(EXERCISE OBJECTIVE): Reproduce all the entries precisely.

Dataset items
>>
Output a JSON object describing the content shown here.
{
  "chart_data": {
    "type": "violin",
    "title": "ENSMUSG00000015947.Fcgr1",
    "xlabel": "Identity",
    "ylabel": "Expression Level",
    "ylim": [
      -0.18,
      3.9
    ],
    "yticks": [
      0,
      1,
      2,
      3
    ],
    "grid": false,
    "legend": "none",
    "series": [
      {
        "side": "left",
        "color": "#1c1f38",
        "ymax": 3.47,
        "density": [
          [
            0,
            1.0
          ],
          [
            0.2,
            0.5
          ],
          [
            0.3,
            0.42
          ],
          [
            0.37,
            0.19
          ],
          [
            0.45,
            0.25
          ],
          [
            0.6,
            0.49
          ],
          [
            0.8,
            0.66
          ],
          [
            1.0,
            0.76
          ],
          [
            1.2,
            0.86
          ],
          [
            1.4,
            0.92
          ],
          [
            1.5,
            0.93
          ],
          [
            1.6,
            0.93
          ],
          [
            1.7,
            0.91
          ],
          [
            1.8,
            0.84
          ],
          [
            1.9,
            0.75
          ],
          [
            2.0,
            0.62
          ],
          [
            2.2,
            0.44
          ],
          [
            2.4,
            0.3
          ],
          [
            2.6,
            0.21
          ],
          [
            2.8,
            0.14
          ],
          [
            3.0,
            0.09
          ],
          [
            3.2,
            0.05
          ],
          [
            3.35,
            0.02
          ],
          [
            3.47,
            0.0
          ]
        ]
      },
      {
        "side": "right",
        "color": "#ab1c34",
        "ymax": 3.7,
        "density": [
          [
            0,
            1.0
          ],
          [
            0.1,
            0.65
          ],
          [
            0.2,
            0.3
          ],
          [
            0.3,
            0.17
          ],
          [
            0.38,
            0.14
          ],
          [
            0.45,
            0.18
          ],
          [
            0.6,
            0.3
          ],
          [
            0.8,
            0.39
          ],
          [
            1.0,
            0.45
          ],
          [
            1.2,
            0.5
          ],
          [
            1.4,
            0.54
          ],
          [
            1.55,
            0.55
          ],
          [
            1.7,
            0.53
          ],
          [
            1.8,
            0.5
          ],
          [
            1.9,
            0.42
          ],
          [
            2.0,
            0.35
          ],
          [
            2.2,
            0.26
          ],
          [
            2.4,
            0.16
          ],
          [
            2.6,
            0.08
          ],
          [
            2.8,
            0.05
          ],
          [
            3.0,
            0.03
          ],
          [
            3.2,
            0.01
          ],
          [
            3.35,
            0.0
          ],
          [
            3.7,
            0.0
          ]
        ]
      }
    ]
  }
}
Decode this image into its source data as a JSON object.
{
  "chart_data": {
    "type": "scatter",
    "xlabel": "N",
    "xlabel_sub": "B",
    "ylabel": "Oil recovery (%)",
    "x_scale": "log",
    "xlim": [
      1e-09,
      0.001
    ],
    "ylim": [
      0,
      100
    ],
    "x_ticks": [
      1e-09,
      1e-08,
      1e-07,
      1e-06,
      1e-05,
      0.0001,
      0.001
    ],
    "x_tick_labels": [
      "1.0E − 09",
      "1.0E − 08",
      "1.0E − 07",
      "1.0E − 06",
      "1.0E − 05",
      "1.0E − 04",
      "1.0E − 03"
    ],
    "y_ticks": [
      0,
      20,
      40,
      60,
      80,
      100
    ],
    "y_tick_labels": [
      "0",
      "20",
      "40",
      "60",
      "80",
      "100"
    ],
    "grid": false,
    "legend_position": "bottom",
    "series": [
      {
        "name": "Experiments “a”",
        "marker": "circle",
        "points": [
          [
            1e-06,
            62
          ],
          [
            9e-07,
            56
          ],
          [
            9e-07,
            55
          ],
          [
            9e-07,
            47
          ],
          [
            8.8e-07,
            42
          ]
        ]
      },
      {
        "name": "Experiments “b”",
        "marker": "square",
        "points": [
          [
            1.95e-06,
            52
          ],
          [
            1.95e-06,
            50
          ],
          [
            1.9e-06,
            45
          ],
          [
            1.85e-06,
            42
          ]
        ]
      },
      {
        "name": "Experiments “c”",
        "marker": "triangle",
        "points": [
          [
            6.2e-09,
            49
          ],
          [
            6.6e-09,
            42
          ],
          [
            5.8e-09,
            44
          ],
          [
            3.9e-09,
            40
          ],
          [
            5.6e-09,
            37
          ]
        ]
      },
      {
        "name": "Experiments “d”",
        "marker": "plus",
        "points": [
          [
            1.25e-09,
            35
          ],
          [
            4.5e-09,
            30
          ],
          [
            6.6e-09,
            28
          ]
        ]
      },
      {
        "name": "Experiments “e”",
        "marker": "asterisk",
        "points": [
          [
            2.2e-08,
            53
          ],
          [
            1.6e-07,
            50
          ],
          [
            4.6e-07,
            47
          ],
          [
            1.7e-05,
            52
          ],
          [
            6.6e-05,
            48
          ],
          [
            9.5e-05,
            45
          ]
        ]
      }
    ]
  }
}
<<
(RESPONSE TO THE TASK):
Output a JSON object describing the content shown here.
{
  "chart_data": {
    "type": "violin",
    "title": "ENSMUSG00000015947.Fcgr1",
    "xlabel": "Identity",
    "ylabel": "Expression Level",
    "ylim": [
      -0.18,
      3.9
    ],
    "yticks": [
      0,
      1,
      2,
      3
    ],
    "grid": false,
    "legend": "none",
    "series": [
      {
        "side": "left",
        "color": "#1c1f38",
        "ymax": 3.47,
        "density": [
          [
            0,
            1.0
          ],
          [
            0.2,
            0.5
          ],
          [
            0.3,
            0.42
          ],
          [
            0.37,
            0.19
          ],
          [
            0.45,
            0.25
          ],
          [
            0.6,
            0.49
          ],
          [
            0.8,
            0.66
          ],
          [
            1.0,
            0.76
          ],
          [
            1.2,
            0.86
          ],
          [
            1.4,
            0.92
          ],
          [
            1.5,
            0.93
          ],
          [
            1.6,
            0.93
          ],
          [
            1.7,
            0.91
          ],
          [
            1.8,
            0.84
          ],
          [
            1.9,
            0.75
          ],
          [
            2.0,
            0.62
          ],
          [
            2.2,
            0.44
          ],
          [
            2.4,
            0.3
          ],
          [
            2.6,
            0.21
          ],
          [
            2.8,
            0.14
          ],
          [
            3.0,
            0.09
          ],
          [
            3.2,
            0.05
          ],
          [
            3.35,
            0.02
          ],
          [
            3.47,
            0.0
          ]
        ]
      },
      {
        "side": "right",
        "color": "#ab1c34",
        "ymax": 3.7,
        "density": [
          [
            0,
            1.0
          ],
          [
            0.1,
            0.65
          ],
          [
            0.2,
            0.3
          ],
          [
            0.3,
            0.17
          ],
          [
            0.38,
            0.14
          ],
          [
            0.45,
            0.18
          ],
          [
            0.6,
            0.3
          ],
          [
            0.8,
            0.39
          ],
          [
            1.0,
            0.45
          ],
          [
            1.2,
            0.5
          ],
          [
            1.4,
            0.54
          ],
          [
            1.55,
            0.55
          ],
          [
            1.7,
            0.53
          ],
          [
            1.8,
            0.5
          ],
          [
            1.9,
            0.42
          ],
          [
            2.0,
            0.35
          ],
          [
            2.2,
            0.26
          ],
          [
            2.4,
            0.16
          ],
          [
            2.6,
            0.08
          ],
          [
            2.8,
            0.05
          ],
          [
            3.0,
            0.03
          ],
          [
            3.2,
            0.01
          ],
          [
            3.35,
            0.0
          ],
          [
            3.7,
            0.0
          ]
        ]
      }
    ]
  }
}
Decode this image into its source data as a JSON object.
{
  "chart_data": {
    "type": "scatter",
    "xlabel": "N",
    "xlabel_sub": "B",
    "ylabel": "Oil recovery (%)",
    "x_scale": "log",
    "xlim": [
      1e-09,
      0.001
    ],
    "ylim": [
      0,
      100
    ],
    "x_ticks": [
      1e-09,
      1e-08,
      1e-07,
      1e-06,
      1e-05,
      0.0001,
      0.001
    ],
    "x_tick_labels": [
      "1.0E − 09",
      "1.0E − 08",
      "1.0E − 07",
      "1.0E − 06",
      "1.0E − 05",
      "1.0E − 04",
      "1.0E − 03"
    ],
    "y_ticks": [
      0,
      20,
      40,
      60,
      80,
      100
    ],
    "y_tick_labels": [
      "0",
      "20",
      "40",
      "60",
      "80",
      "100"
    ],
    "grid": false,
    "legend_position": "bottom",
    "series": [
      {
        "name": "Experiments “a”",
        "marker": "circle",
        "points": [
          [
            1e-06,
            62
          ],
          [
            9e-07,
            56
          ],
          [
            9e-07,
            55
          ],
          [
            9e-07,
            47
          ],
          [
            8.8e-07,
            42
          ]
        ]
      },
      {
        "name": "Experiments “b”",
        "marker": "square",
        "points": [
          [
            1.95e-06,
            52
          ],
          [
            1.95e-06,
            50
          ],
          [
            1.9e-06,
            45
          ],
          [
            1.85e-06,
            42
          ]
        ]
      },
      {
        "name": "Experiments “c”",
        "marker": "triangle",
        "points": [
          [
            6.2e-09,
            49
          ],
          [
            6.6e-09,
            42
          ],
          [
            5.8e-09,
            44
          ],
          [
            3.9e-09,
            40
          ],
          [
            5.6e-09,
            37
          ]
        ]
      },
      {
        "name": "Experiments “d”",
        "marker": "plus",
        "points": [
          [
            1.25e-09,
            35
          ],
          [
            4.5e-09,
            30
          ],
          [
            6.6e-09,
            28
          ]
        ]
      },
      {
        "name": "Experiments “e”",
        "marker": "asterisk",
        "points": [
          [
            2.2e-08,
            53
          ],
          [
            1.6e-07,
            50
          ],
          [
            4.6e-07,
            47
          ],
          [
            1.7e-05,
            52
          ],
          [
            6.6e-05,
            48
          ],
          [
            9.5e-05,
            45
          ]
        ]
      }
    ]
  }
}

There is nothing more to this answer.